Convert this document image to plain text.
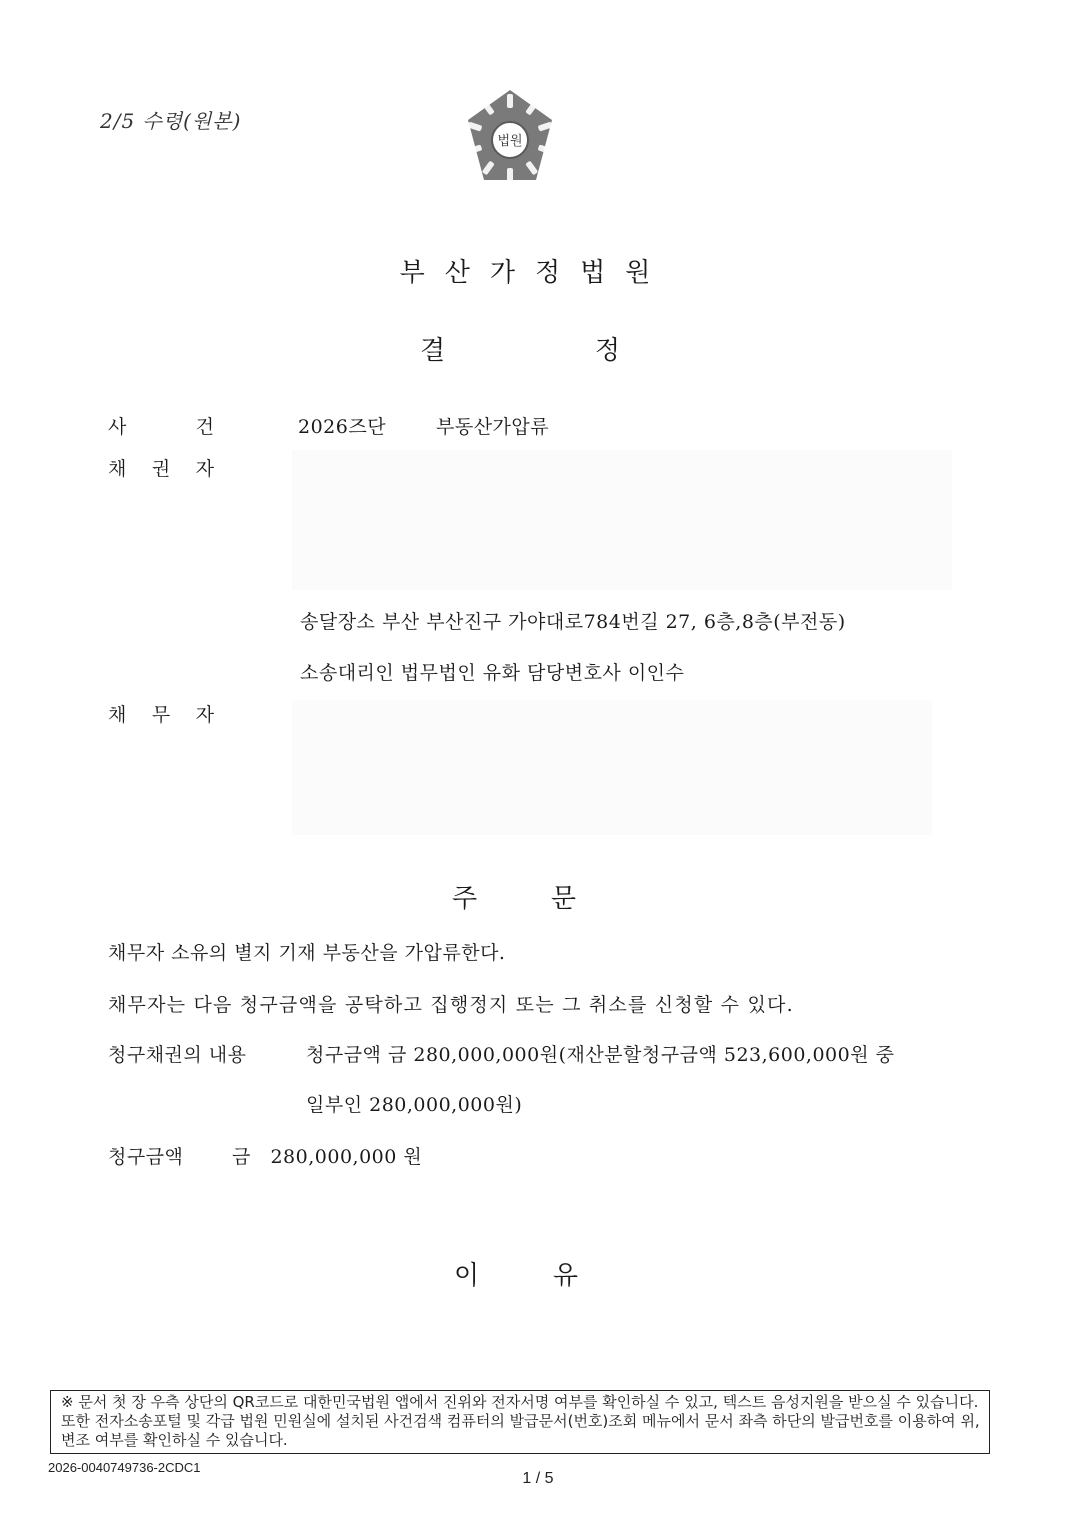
2/5 수령(원본)
법원
부산가정법원
결	정
사	건	2026즈단	부동산가압류
채 권 자
송달장소 부산 부산진구 가야대로784번길 27, 6층,8층(부전동)
소송대리인 법무법인 유화 담당변호사 이인수
채 무 자
주	문
채무자 소유의 별지 기재 부동산을 가압류한다.
채무자는 다음 청구금액을 공탁하고 집행정지 또는 그 취소를 신청할 수 있다.
청구채권의 내용	청구금액 금 280,000,000원(재산분할청구금액 523,600,000원 중
일부인 280,000,000원)
청구금액	금   280,000,000 원
이	유
※ 문서 첫 장 우측 상단의 QR코드로 대한민국법원 앱에서 진위와 전자서명 여부를 확인하실 수 있고, 텍스트 음성지원을 받으실 수 있습니다. 또한 전자소송포털 및 각급 법원 민원실에 설치된 사건검색 컴퓨터의 발급문서(번호)조회 메뉴에서 문서 좌측 하단의 발급번호를 이용하여 위,변조 여부를 확인하실 수 있습니다.
2026-0040749736-2CDC1
1 / 5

------------------------------------------------------------------------

## The task
Without the pictures, write out the whole listing above exactly as it appears.

## Solved exercise
Convert this document image to plain text.
2/5 수령(원본)
법원
부산가정법원
결	정
사	건	2026즈단	부동산가압류
채 권 자
송달장소 부산 부산진구 가야대로784번길 27, 6층,8층(부전동)
소송대리인 법무법인 유화 담당변호사 이인수
채 무 자
주	문
채무자 소유의 별지 기재 부동산을 가압류한다.
채무자는 다음 청구금액을 공탁하고 집행정지 또는 그 취소를 신청할 수 있다.
청구채권의 내용	청구금액 금 280,000,000원(재산분할청구금액 523,600,000원 중
일부인 280,000,000원)
청구금액	금   280,000,000 원
이	유
※ 문서 첫 장 우측 상단의 QR코드로 대한민국법원 앱에서 진위와 전자서명 여부를 확인하실 수 있고, 텍스트 음성지원을 받으실 수 있습니다. 또한 전자소송포털 및 각급 법원 민원실에 설치된 사건검색 컴퓨터의 발급문서(번호)조회 메뉴에서 문서 좌측 하단의 발급번호를 이용하여 위,변조 여부를 확인하실 수 있습니다.
2026-0040749736-2CDC1
1 / 5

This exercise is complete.